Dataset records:

☆ ☆ ☆ ☆ ☆

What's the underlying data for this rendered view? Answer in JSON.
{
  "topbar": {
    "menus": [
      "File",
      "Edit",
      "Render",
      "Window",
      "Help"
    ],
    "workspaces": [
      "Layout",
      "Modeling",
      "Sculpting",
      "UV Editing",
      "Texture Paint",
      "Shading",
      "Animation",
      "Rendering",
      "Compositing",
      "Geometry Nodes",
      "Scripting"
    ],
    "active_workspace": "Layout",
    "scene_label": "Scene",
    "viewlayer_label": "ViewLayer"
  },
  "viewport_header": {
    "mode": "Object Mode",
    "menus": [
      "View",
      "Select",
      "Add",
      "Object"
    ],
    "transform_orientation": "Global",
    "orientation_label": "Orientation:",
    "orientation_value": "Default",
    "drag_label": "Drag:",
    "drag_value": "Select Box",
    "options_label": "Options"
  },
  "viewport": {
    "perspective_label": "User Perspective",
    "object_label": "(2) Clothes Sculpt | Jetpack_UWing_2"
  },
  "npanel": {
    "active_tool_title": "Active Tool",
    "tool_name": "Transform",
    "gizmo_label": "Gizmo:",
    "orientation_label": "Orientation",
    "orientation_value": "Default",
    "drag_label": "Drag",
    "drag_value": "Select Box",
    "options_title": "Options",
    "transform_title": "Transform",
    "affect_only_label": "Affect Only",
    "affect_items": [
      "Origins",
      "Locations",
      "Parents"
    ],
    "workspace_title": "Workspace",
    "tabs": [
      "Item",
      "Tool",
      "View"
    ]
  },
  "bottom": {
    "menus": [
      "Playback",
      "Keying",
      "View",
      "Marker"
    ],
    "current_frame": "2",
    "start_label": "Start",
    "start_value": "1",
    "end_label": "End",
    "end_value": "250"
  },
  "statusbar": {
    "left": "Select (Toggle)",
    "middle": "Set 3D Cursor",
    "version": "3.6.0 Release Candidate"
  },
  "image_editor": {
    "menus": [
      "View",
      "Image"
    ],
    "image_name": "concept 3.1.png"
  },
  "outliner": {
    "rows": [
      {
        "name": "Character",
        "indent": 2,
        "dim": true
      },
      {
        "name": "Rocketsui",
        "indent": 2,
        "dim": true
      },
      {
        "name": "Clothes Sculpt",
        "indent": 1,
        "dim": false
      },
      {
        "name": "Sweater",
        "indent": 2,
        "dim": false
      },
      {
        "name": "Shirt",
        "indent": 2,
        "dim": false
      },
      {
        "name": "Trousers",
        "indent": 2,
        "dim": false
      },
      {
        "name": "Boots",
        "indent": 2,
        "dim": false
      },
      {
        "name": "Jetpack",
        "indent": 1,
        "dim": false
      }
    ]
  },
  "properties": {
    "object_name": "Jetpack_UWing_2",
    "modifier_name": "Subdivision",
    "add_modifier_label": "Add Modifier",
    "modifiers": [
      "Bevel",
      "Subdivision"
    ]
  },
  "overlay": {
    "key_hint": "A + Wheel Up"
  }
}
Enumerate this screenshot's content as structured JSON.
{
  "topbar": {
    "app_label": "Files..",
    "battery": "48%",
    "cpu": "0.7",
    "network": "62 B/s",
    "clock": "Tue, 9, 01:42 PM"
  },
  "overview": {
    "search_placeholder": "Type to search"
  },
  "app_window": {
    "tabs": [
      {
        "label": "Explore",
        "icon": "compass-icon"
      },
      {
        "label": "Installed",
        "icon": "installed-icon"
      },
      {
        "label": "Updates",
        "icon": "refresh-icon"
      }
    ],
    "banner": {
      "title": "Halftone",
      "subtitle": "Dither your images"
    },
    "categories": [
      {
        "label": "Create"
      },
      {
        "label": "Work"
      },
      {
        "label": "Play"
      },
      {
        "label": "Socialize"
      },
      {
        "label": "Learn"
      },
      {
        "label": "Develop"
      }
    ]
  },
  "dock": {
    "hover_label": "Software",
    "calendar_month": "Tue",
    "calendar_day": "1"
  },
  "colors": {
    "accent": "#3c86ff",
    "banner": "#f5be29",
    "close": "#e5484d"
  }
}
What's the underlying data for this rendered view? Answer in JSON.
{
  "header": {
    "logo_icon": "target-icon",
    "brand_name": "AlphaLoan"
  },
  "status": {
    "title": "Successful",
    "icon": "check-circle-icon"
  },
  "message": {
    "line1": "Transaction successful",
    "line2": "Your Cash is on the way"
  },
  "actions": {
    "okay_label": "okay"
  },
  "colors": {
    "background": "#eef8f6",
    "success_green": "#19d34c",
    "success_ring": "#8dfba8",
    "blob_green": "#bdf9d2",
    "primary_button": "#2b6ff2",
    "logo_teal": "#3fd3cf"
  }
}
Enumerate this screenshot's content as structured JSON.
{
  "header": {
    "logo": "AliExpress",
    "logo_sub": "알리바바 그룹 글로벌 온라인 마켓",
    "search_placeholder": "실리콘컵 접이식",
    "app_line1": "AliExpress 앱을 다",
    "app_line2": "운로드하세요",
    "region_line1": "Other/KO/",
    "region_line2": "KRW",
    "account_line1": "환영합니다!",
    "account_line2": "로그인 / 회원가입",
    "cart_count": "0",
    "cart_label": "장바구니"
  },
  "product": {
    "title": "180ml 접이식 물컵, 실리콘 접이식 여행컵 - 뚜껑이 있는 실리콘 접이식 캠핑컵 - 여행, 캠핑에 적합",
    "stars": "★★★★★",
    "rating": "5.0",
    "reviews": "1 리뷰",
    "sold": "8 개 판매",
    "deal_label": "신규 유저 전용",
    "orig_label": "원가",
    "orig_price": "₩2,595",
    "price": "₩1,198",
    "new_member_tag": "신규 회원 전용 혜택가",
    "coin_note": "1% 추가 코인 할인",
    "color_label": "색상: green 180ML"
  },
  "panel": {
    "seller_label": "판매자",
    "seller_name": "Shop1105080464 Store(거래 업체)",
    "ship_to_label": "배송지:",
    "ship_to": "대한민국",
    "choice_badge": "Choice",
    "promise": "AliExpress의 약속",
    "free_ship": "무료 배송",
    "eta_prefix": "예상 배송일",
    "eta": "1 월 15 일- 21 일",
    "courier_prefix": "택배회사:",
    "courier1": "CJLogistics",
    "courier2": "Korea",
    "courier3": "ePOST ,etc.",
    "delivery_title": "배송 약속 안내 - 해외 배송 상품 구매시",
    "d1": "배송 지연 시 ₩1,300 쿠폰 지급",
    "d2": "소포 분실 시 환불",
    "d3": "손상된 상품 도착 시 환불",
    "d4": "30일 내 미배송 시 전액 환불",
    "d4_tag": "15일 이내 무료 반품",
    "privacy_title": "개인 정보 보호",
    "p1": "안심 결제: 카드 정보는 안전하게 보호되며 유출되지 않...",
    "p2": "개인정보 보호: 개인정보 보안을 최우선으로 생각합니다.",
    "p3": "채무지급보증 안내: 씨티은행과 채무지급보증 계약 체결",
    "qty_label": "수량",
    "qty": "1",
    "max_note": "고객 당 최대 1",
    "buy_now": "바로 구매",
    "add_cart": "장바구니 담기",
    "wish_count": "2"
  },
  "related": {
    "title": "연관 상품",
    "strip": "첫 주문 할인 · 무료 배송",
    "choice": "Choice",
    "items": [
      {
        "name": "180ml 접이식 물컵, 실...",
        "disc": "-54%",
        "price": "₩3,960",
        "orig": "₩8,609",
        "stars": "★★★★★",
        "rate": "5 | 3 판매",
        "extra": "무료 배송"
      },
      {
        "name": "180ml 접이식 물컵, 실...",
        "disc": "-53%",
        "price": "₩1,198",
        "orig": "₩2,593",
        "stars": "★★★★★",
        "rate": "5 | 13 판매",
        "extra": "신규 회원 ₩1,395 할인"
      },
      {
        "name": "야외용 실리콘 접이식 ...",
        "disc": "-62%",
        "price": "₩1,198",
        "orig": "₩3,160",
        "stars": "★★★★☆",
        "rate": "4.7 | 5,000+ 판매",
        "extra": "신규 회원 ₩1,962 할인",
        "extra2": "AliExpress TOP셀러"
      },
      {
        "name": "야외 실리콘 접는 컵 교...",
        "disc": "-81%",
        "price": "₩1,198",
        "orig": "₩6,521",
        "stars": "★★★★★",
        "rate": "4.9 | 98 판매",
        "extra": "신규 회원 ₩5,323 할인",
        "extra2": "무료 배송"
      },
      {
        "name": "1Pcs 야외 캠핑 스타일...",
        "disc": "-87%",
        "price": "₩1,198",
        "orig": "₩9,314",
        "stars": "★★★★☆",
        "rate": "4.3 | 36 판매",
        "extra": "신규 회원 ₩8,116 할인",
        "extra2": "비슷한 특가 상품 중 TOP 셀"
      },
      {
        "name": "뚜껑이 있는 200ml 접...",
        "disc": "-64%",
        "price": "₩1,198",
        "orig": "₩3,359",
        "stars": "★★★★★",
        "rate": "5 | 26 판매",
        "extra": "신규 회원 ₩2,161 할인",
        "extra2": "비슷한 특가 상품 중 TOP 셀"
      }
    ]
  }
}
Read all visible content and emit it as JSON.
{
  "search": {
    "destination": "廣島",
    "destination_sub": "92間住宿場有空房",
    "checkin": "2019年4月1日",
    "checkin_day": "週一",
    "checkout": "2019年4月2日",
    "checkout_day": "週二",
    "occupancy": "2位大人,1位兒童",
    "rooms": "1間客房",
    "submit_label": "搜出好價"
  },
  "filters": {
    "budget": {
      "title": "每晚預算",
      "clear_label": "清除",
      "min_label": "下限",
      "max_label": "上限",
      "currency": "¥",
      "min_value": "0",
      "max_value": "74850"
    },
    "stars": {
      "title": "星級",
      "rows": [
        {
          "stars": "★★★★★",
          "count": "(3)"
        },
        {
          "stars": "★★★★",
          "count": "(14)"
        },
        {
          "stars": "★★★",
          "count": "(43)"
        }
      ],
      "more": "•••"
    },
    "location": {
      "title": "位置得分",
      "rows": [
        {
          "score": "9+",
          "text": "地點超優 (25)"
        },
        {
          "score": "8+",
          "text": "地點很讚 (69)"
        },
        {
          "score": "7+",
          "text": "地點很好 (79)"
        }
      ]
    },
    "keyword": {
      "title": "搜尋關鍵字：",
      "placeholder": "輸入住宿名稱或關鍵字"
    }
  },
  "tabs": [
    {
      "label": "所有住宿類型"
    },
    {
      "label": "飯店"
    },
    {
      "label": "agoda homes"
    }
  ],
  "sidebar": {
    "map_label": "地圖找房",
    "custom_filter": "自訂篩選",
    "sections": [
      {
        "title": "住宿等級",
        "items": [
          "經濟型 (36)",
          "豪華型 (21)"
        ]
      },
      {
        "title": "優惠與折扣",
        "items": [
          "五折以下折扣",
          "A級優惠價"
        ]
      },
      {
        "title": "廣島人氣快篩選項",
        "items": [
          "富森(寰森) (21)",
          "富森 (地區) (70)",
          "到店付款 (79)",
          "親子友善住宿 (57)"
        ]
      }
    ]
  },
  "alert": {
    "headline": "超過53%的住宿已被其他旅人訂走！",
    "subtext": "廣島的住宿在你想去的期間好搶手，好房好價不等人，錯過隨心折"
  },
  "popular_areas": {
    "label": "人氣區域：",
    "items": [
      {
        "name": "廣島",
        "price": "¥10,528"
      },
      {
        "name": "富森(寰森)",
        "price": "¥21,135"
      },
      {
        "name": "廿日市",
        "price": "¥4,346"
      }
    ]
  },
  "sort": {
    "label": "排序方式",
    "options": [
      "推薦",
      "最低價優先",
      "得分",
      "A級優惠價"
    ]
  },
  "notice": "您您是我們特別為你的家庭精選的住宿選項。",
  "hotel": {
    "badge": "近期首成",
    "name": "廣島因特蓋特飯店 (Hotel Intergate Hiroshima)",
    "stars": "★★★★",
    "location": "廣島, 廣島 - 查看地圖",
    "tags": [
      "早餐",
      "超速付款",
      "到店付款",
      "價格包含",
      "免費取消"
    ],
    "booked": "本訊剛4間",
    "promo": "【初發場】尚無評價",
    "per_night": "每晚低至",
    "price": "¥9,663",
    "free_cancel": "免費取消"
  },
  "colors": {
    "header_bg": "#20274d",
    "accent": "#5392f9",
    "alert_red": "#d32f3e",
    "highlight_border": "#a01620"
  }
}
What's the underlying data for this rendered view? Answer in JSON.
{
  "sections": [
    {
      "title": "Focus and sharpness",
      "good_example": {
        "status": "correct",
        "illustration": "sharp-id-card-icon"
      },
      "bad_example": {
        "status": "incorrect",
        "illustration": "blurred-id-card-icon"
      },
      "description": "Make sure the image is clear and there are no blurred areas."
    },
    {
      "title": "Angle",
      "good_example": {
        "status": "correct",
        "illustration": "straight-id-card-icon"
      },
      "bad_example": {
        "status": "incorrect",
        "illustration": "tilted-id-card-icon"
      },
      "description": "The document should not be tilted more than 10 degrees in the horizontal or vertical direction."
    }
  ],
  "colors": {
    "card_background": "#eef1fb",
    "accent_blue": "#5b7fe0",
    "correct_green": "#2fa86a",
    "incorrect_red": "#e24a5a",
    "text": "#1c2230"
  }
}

☆ ☆ ☆ ☆ ☆

Check each line above for the word "blurred", and copy the lines where it appears.

        "illustration": "blurred-id-card-icon"
      "description": "Make sure the image is clear and there are no blurred areas."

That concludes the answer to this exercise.